▶ [Tekstfragment]:

Derde herziene editie, geladen 25 augustus 2019.

 

 

 

 

Vorige Aadhar-editie en Vedabase links:

Tekst 1

S'rî S'uka zei: 'Toen Hij aldus de zeer bevredigende dharmagetrouwe woorden hoorde van de zoon van Virocana, prees de Allerhoogste Heer hem tevreden met de volgende woorden.
S'rî S'uka zei: 'Toen Hij aldus de zeer bevredigende woorden van trouw aan het dharma hoorde van de zoon van Virocana, prees de Allerhoogste Heer hem, bevredigd als Hij was, met de volgende woorden. (Vedabase)

 

Tekst 2

De Allerhoogste Heer zei: 'O Heer van de Mensen, wat u zegt is zeer waar, is gepast voor de dynastie, is in overeenstemming met het dharma en komt uw reputatie ten goede. Het bewijst het gezag van de Bhrigubrahmanen en is van de vrede van uw grootvader [Prahlâda], uw oudste voorvader in het hiernamaals.

De Allerhoogste Heer zei: 'Dat waar u het over heeft, o Heer der Mensen, is zeer waar, past de dynastie, is in overeenstemming met het dharma en doet uw naam eer aan; het bewijst de Brighu-brahmanen en de toekomst van uw grootvader, de oudste en meest vreedzame [Prahlâda]. (Vedabase)

 

Tekst 3

Niemand in deze dynastie was zo armzalig dat hij zijn beloften brak jegens de brahmanen en niet liefdadig was.

In deze dynastie is inderdaad niemand een armzalige schraper geweest; jegens de brahmanen heeft niemand ontkend wat beloofd was of de liefdadigheid opgegeven. (Vedabase)

 

Tekst 4

Door de smetteloze reputatie van Prahlâda die als een heldere maan aan de hemel is, o heerser, treft men in uw dynastie geen koningen aan die het te min was om in heilige plaatsen of op het slagveld de verzoeken in te willigen van rekestranten.

Door de smetteloze roep van Prahlâda, die als de maan gerezen aan de hemel is, o heerser, worden er in uw dynastie niet van dergelijke minne koningen gevonden die weigerachtig zijn [qua liefdadigheid] bij de heilige plaatsen of op het slagveld, de gebeden afwijzend van de betrokkenen. (Vedabase)

 

Tekst 5

In die dynastie werd Hiranyâksha geboren die, met de bedoeling al de windrichtingen met zijn knots te veroveren, alleen rondtrok over deze aarde maar er niet in slaagde een held te vinden [die zich met hem kon meten].

Daarin [in die dynastie] werd Hiranyâksa geboren die alleen rondtrekkend over deze aarde teneinde alle richtingen te veroveren er met zijn knots niet in slaagde een held te vinden die zich met hem kon meten. (Vedabase)

 

Tekst 6

Nadat Vishnu [als een zwijn] de aarde had bevrijd en hem met veel moeite had verslagen, beschouwde Hij zichzelf alleen maar als de overwinnaar als Hij zich steeds voorhield hoe heldhaftig Hiranyâksha was geweest [zie 3.17-19].

Geëxtraheerde rijen:
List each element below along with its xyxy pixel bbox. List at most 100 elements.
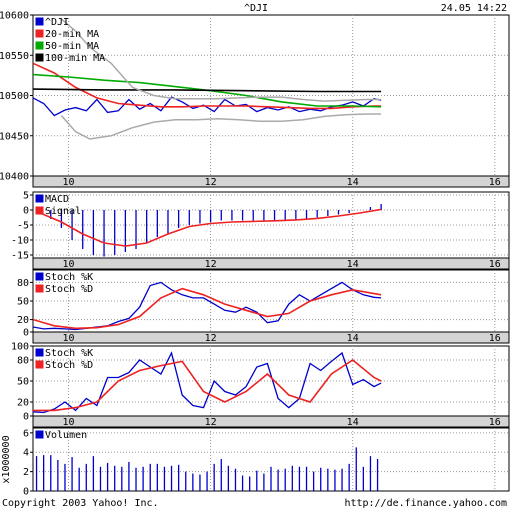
y-tick-label: 10600 xyxy=(0,11,29,22)
y-tick-label: 80 xyxy=(17,278,29,289)
legend-swatch xyxy=(35,360,44,369)
legend-entry: Stoch %K xyxy=(35,272,93,283)
legend-swatch xyxy=(35,53,44,62)
legend-entry: ^DJI xyxy=(35,17,69,28)
y-tick-label: 50 xyxy=(17,377,29,388)
legend-swatch xyxy=(35,17,44,26)
x-tick-label: 10 xyxy=(62,177,74,188)
legend-label: Stoch %D xyxy=(45,284,93,295)
y-tick-label: 4 xyxy=(23,448,29,459)
legend-entry: MACD xyxy=(35,194,69,205)
line-stoch-d xyxy=(33,287,382,330)
legend-label: ^DJI xyxy=(45,17,69,28)
y-tick-label: 0 xyxy=(23,412,29,423)
x-tick-label: 14 xyxy=(347,333,359,344)
y-tick-label: 6 xyxy=(23,428,29,439)
line-stoch-d xyxy=(33,359,382,412)
chart-title: ^DJI xyxy=(244,3,268,14)
y-tick-label: 20 xyxy=(17,398,29,409)
legend-swatch xyxy=(35,284,44,293)
y-tick-label: 10450 xyxy=(0,131,29,142)
legend-swatch xyxy=(35,272,44,281)
legend-label: Stoch %K xyxy=(45,272,93,283)
x-axis-band xyxy=(32,415,510,428)
y-tick-label: 0 xyxy=(23,487,29,498)
legend-label: Volumen xyxy=(45,430,87,441)
series-stoch2 xyxy=(33,351,382,414)
legend-entry: 100-min MA xyxy=(35,53,105,64)
grid-lines xyxy=(33,15,509,176)
y-tick-label: 10500 xyxy=(0,91,29,102)
legend-swatch xyxy=(35,41,44,50)
x-axis-band xyxy=(32,331,510,344)
line-bollinger-band xyxy=(60,113,382,140)
y-tick-label: -5 xyxy=(17,221,29,232)
grid-lines xyxy=(33,192,509,258)
y-tick-label: 0 xyxy=(23,206,29,217)
panel-price: 10400 10450 10500 10550 10600 10 12 14 16 ^DJI20-… xyxy=(0,11,510,188)
x-tick-label: 10 xyxy=(62,333,74,344)
y-tick-label: 100 xyxy=(11,342,29,353)
source-url: http://de.finance.yahoo.com xyxy=(344,498,507,509)
x-tick-label: 10 xyxy=(62,417,74,428)
x-tick-label: 12 xyxy=(205,177,217,188)
copyright-text: Copyright 2003 Yahoo! Inc. xyxy=(2,498,159,509)
legend-swatch xyxy=(35,194,44,203)
legend-label: 50-min MA xyxy=(45,41,99,52)
x-tick-label: 16 xyxy=(489,417,501,428)
chart-datetime: 24.05 14:22 xyxy=(441,3,507,14)
legend-swatch xyxy=(35,29,44,38)
y-tick-label: 5 xyxy=(23,191,29,202)
line-100-min-ma xyxy=(33,88,382,93)
series-macd xyxy=(39,204,382,257)
x-axis-band xyxy=(32,175,510,188)
series-stoch1 xyxy=(33,281,382,331)
panel-volume: 6 4 2 0 x1000000 Volumen xyxy=(1,427,510,498)
y-tick-label: 10400 xyxy=(0,172,29,183)
grid-lines xyxy=(33,270,509,332)
line-20-min-ma xyxy=(33,62,382,110)
legend-label: MACD xyxy=(45,194,69,205)
y-tick-label: 2 xyxy=(23,467,29,478)
series-volume xyxy=(35,447,379,491)
y-tick-label: 0 xyxy=(23,328,29,339)
legend-label: Stoch %K xyxy=(45,348,93,359)
line-signal xyxy=(39,208,382,247)
grid-lines xyxy=(33,346,509,416)
x-tick-label: 16 xyxy=(489,259,501,270)
x-tick-label: 14 xyxy=(347,417,359,428)
legend-label: Signal xyxy=(45,206,81,217)
x-tick-label: 12 xyxy=(205,259,217,270)
legend-label: 20-min MA xyxy=(45,29,99,40)
x-tick-label: 16 xyxy=(489,333,501,344)
line-bollinger-band xyxy=(60,18,382,102)
x-tick-label: 10 xyxy=(62,259,74,270)
legend-swatch xyxy=(35,206,44,215)
legend-swatch xyxy=(35,430,44,439)
y-tick-label: 50 xyxy=(17,297,29,308)
y-tick-label: -10 xyxy=(11,236,29,247)
legend-entry: 20-min MA xyxy=(35,29,99,40)
legend-entry: Signal xyxy=(35,206,81,217)
plot-frame xyxy=(32,427,510,492)
legend-entry: Stoch %D xyxy=(35,284,93,295)
x-tick-label: 16 xyxy=(489,177,501,188)
y-tick-label: 20 xyxy=(17,315,29,326)
legend-label: 100-min MA xyxy=(45,53,105,64)
x-tick-label: 14 xyxy=(347,259,359,270)
legend-entry: 50-min MA xyxy=(35,41,99,52)
legend-swatch xyxy=(35,348,44,357)
y-tick-label: 10550 xyxy=(0,51,29,62)
legend-label: Stoch %D xyxy=(45,360,93,371)
y-tick-label: -15 xyxy=(11,251,29,262)
legend-entry: Volumen xyxy=(35,430,87,441)
series-price xyxy=(33,18,382,140)
x-axis-band xyxy=(32,257,510,270)
x-tick-label: 12 xyxy=(205,333,217,344)
x-tick-label: 14 xyxy=(347,177,359,188)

▶ [Opdrachtvereisten]:
• a. Beantwoord over de tekst over de dynastie van Prahlâda:
(i) Van wiens zoon hoorde de Allerhoogste Heer de woorden die Hij prees?
(ii) Waarmee wordt de smetteloze reputatie van Prahlâda vergeleken?
(iii) Waarmee wilde Hiranyâksha alle windrichtingen veroveren?
• b. Zet de tekst over de dynastie van Prahlâda voort, aansluitend op de laatste zin.
De rijen vormen afzonderlijk materiaal, los van de tekst.

▶ [Resultaten op volgorde]:
• a.
(i) Van de zoon van Virocana.
(ii) Met een heldere maan aan de hemel.
(iii) Met zijn knots.

• b.
Hij Zelve, Vishnu in persoon, die [als een zwijn] voor hem opdoemde met het verlossen van de wereld, beschouwde, nadat Hij hem met grote moeite had verslagen, Zichzelf naar zijn kunnen nòg zegerijker dan Hij al was [zie 3.17-19]! (Vedabase)

 

Tekst 7

Toen zijn broer Hiranyakas'ipu hoorde dat hij gedood was, begaf hij zich zeer kwaad naar het verblijf van de Heer om een einde te maken aan Hem die zijn broer had omgebracht [zie 7.3].

Nadat zijn broer Hiranyakasipu erover hoorde hoe hij ter dood was gebracht, ging hij zeer woest op de Heer Zijn verblijf af om een einde te maken aan hem die zijn broer uit het leven had geholpen [zie 7.3]. (Vedabase)

 

Tekst 8

Hem als de dood in eigen persoon op zich af zien komend met de drietand in zijn hand, dacht de Belangrijkste van de Mystici, de Kenner van de Tijd, Heer Vishnu, het volgende:

Nauwlettend erop toeziend hoe hij als de dood in eigen persoon achter Hem aanzat met de drietand in zijn hand dacht Hij, de Kenner der Tijd, Heer Vishnu, de Belangrijkste der Mystici: (Vedabase)

 

Tekst 9

'Waarheen Ik ook ga zal hij hier - als was hij een ieder zijn dood - zich ook begeven. Daarom zal Ik zijn hart binnengaan, hij heeft alleen maar oog voor wat zich buiten hem bevindt.'

'Waarheen Ik Mij ook begeef zal deze hier, gelijk een ieders dood, zich ook begeven; derhalve zal Ik zijn hart binnengaan daar hij alleen naar de buitenkant kijkt.' (Vedabase)

  

Tekst 10

Met dat besluit ging Hij, o Koning van de Asura's, niet waarneembaar in Zijn subtiele lichaam, het lichaam van de Hem najagende vijand binnen via de ademhaling door zijn neusgat.

Op deze manier besloot Hij, niet waar te nemen in Zijn subtiele lichaam, er hoogst bezorgd toe om via zijn ademhaling binnen te gaan door het neusgat van het lichaam van die zo kwaadaardig Hem najagende vijand, o Koning der Asura's. (Vedabase)

 

Tekst 11

Hiranyakas'ipu die Zijn verblijfplaats doorzocht, trof die leeg aan. Woedend omdat hij ondanks zijn macht Vishnu nergens kon bekennen op het oppervlak van de aarde, in de buitenruimte, in de ether, in de grotten en in de oceanen, schreeuwde hij het uit.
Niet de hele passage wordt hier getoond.